Copy out all lines in the data below containing the string "What".

╭─ Data supplied

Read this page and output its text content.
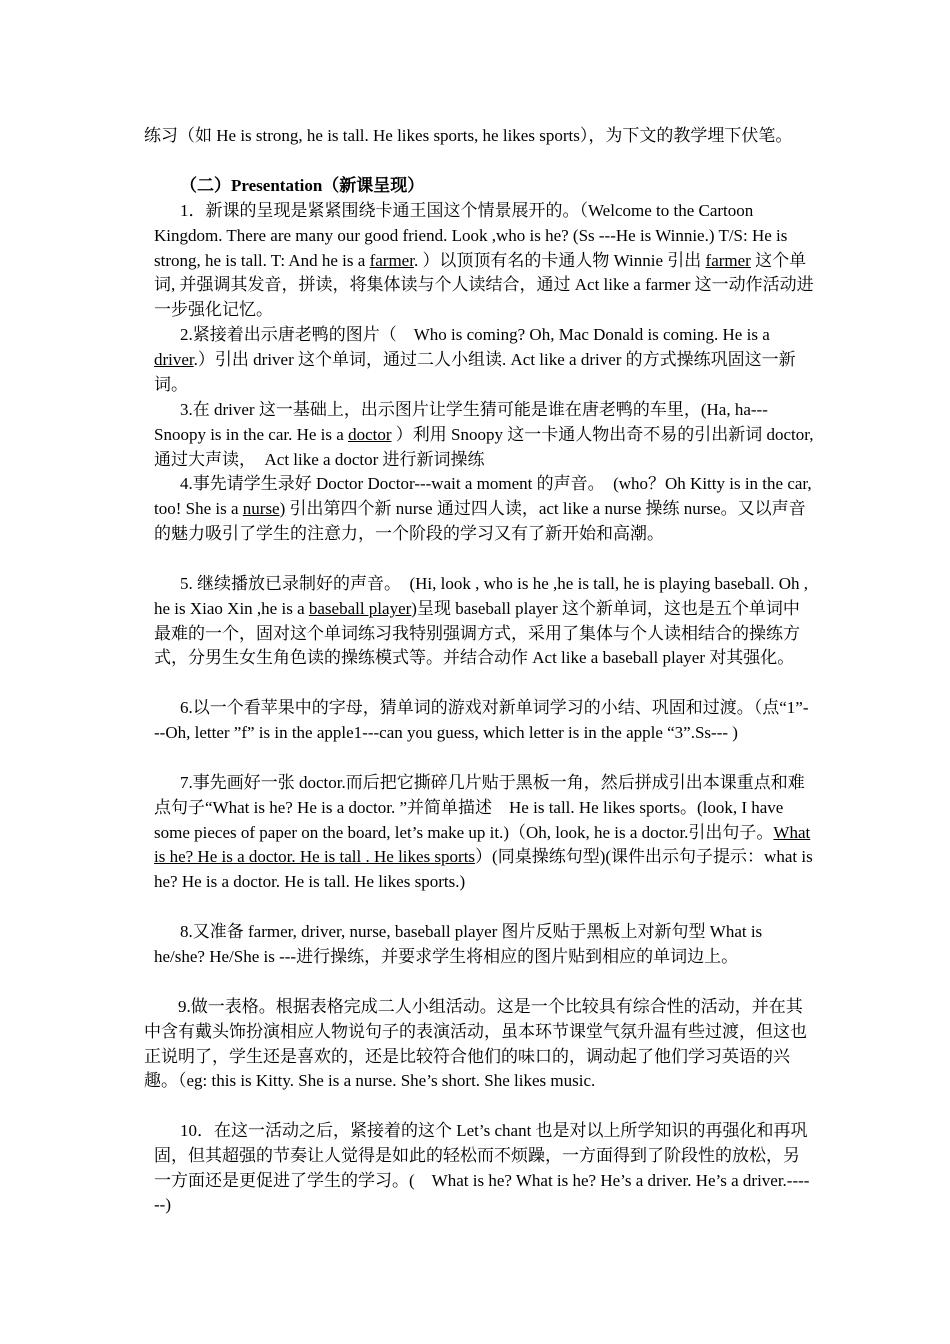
练习（如 He is strong, he is tall. He likes sports, he likes sports），为下文的教学埋下伏笔。

（二）Presentation（新课呈现）

1．新课的呈现是紧紧围绕卡通王国这个情景展开的。（Welcome to the Cartoon Kingdom. There are many our good friend. Look ,who is he? (Ss ---He is Winnie.) T/S: He is strong, he is tall. T: And he is a farmer. ）以顶顶有名的卡通人物 Winnie 引出 farmer 这个单词, 并强调其发音，拼读，将集体读与个人读结合，通过 Act like a farmer 这一动作活动进一步强化记忆。

2.紧接着出示唐老鸭的图片（　Who is coming? Oh, Mac Donald is coming. He is a driver.）引出 driver 这个单词，通过二人小组读. Act like a driver 的方式操练巩固这一新词。

3.在 driver 这一基础上，出示图片让学生猜可能是谁在唐老鸭的车里，(Ha, ha--- Snoopy is in the car. He is a doctor ）利用 Snoopy 这一卡通人物出奇不易的引出新词 doctor, 通过大声读，　Act like a doctor 进行新词操练

4.事先请学生录好 Doctor Doctor---wait a moment 的声音。　(who？Oh Kitty is in the car, too! She is a nurse) 引出第四个新 nurse 通过四人读，act like a nurse 操练 nurse。又以声音的魅力吸引了学生的注意力，一个阶段的学习又有了新开始和高潮。

5. 继续播放已录制好的声音。　(Hi, look , who is he ,he is tall, he is playing baseball. Oh , he is Xiao Xin ,he is a baseball player)呈现 baseball player 这个新单词，这也是五个单词中最难的一个，固对这个单词练习我特别强调方式，采用了集体与个人读相结合的操练方式，分男生女生角色读的操练模式等。并结合动作 Act like a baseball player 对其强化。

6.以一个看苹果中的字母，猜单词的游戏对新单词学习的小结、巩固和过渡。（点“1”---Oh, letter ”f” is in the apple1---can you guess, which letter is in the apple “3”.Ss--- )

7.事先画好一张 doctor.而后把它撕碎几片贴于黑板一角，然后拼成引出本课重点和难点句子“What is he? He is a doctor. ”并简单描述　He is tall. He likes sports。(look, I have some pieces of paper on the board, let’s make up it.)（Oh, look, he is a doctor.引出句子。What is he? He is a doctor. He is tall . He likes sports）(同桌操练句型)(课件出示句子提示：what is he? He is a doctor. He is tall. He likes sports.)

8.又准备 farmer, driver, nurse, baseball player 图片反贴于黑板上对新句型 What is he/she? He/She is ---进行操练，并要求学生将相应的图片贴到相应的单词边上。

9.做一表格。根据表格完成二人小组活动。这是一个比较具有综合性的活动，并在其中含有戴头饰扮演相应人物说句子的表演活动，虽本环节课堂气氛升温有些过渡，但这也正说明了，学生还是喜欢的，还是比较符合他们的味口的，调动起了他们学习英语的兴趣。（eg: this is Kitty. She is a nurse. She’s short. She likes music.

10．在这一活动之后，紧接着的这个 Let’s chant 也是对以上所学知识的再强化和再巩固，但其超强的节奏让人觉得是如此的轻松而不烦躁，一方面得到了阶段性的放松，另一方面还是更促进了学生的学习。(　What is he? What is he? He’s a driver. He’s a driver.------)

╰─

### Reply
7.事先画好一张 doctor.而后把它撕碎几片贴于黑板一角，然后拼成引出本课重点和难点句子“What is he? He is a doctor. ”并简单描述　He is tall. He likes sports。(look, I have some pieces of paper on the board, let’s make up it.)（Oh, look, he is a doctor.引出句子。What is he? He is a doctor. He is tall . He likes sports）(同桌操练句型)(课件出示句子提示：what is he? He is a doctor. He is tall. He likes sports.)
8.又准备 farmer, driver, nurse, baseball player 图片反贴于黑板上对新句型 What is he/she? He/She is ---进行操练，并要求学生将相应的图片贴到相应的单词边上。
10．在这一活动之后，紧接着的这个 Let’s chant 也是对以上所学知识的再强化和再巩固，但其超强的节奏让人觉得是如此的轻松而不烦躁，一方面得到了阶段性的放松，另一方面还是更促进了学生的学习。(　What is he? What is he? He’s a driver. He’s a driver.------)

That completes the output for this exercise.